_WHAT THE TASK ASKS_: Below are the records; pull every line that includes "title".

_INPUT MATERIAL_:

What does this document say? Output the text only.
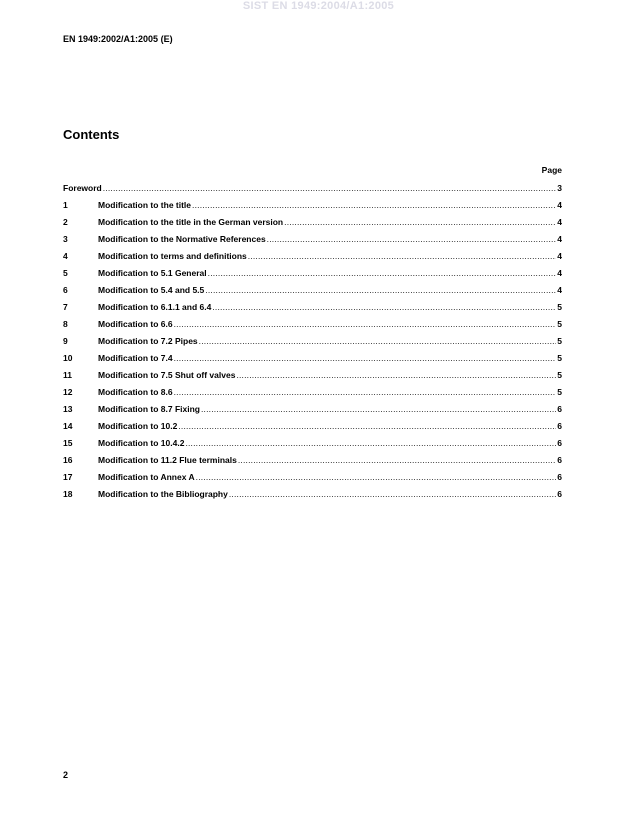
SIST EN 1949:2004/A1:2005
EN 1949:2002/A1:2005 (E)
Contents
Page
Foreword .....	3
1	Modification to the title .....	4
2	Modification to the title in the German version .....	4
3	Modification to the Normative References .....	4
4	Modification to terms and definitions .....	4
5	Modification to 5.1 General .....	4
6	Modification to 5.4 and 5.5 .....	4
7	Modification to 6.1.1 and 6.4 .....	5
8	Modification to 6.6 .....	5
9	Modification to 7.2 Pipes .....	5
10	Modification to 7.4 .....	5
11	Modification to 7.5 Shut off valves .....	5
12	Modification to 8.6 .....	5
13	Modification to 8.7 Fixing .....	6
14	Modification to 10.2 .....	6
15	Modification to 10.4.2 .....	6
16	Modification to 11.2 Flue terminals .....	6
17	Modification to Annex A .....	6
18	Modification to the Bibliography .....	6
2
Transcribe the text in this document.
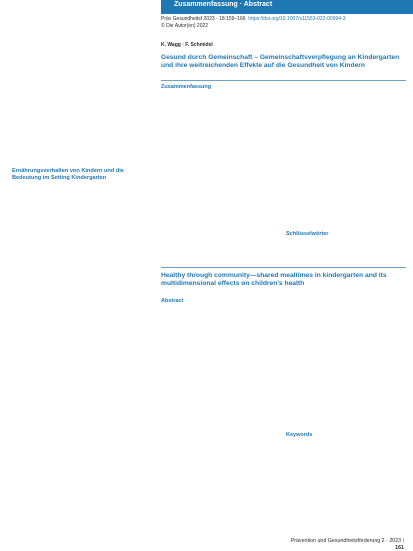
Zusammenfassung · Abstract
Ernährungsverhalten von Kindern und die Bedeutung im Setting Kindergarten
Präv Gesundheitsf 2023 · 18:159–166 https://doi.org/10.1007/s11553-022-00994-3
© Die Autor(en) 2022
K. Wagg · F. Schmidel
Gesund durch Gemeinschaft – Gemeinschaftsverpflegung an Kindergarten und ihre weitreichenden Effekte auf die Gesundheit von Kindern
Zusammenfassung
Schlüsselwörter
Healthy through community—shared mealtimes in kindergarten and its multidimensional effects on children’s health
Abstract
Keywords
Prävention und Gesundheitsförderung 2 · 2023 | 161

_RESULT OF THE EXERCISE_:
1	Modification to the title .....	4
2	Modification to the title in the German version .....	4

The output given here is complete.